Problem details :: Turn every line of the listing below into a numbered list, omitting any blank lines.

>> Begin Source records

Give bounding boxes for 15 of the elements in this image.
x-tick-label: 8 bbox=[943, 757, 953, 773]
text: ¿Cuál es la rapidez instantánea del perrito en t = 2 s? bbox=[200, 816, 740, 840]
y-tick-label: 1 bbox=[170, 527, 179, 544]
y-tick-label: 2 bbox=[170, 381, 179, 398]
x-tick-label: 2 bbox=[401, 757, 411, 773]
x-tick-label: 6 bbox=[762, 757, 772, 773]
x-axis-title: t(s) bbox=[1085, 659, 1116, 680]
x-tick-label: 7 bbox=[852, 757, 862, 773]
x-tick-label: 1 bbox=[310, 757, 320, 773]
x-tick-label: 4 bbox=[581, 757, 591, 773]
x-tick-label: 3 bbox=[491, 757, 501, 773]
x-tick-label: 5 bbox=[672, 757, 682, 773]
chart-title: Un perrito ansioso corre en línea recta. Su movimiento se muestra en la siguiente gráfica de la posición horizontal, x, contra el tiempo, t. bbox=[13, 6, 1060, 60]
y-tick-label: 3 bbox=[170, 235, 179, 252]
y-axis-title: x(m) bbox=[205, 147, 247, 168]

>> End Source records

Exercise solution ::
1. Give bounding boxes for 15 of the elements in this image.
2. x-tick-label: 8 bbox=[943, 757, 953, 773]
3. text: ¿Cuál es la rapidez instantánea del perrito en t = 2 s? bbox=[200, 816, 740, 840]
4. y-tick-label: 1 bbox=[170, 527, 179, 544]
5. y-tick-label: 2 bbox=[170, 381, 179, 398]
6. x-tick-label: 2 bbox=[401, 757, 411, 773]
7. x-tick-label: 6 bbox=[762, 757, 772, 773]
8. x-axis-title: t(s) bbox=[1085, 659, 1116, 680]
9. x-tick-label: 7 bbox=[852, 757, 862, 773]
10. x-tick-label: 1 bbox=[310, 757, 320, 773]
11. x-tick-label: 4 bbox=[581, 757, 591, 773]
12. x-tick-label: 3 bbox=[491, 757, 501, 773]
13. x-tick-label: 5 bbox=[672, 757, 682, 773]
14. chart-title: Un perrito ansioso corre en línea recta. Su movimiento se muestra en la siguiente gráfica de la posición horizontal, x, contra el tiempo, t. bbox=[13, 6, 1060, 60]
15. y-tick-label: 3 bbox=[170, 235, 179, 252]
16. y-axis-title: x(m) bbox=[205, 147, 247, 168]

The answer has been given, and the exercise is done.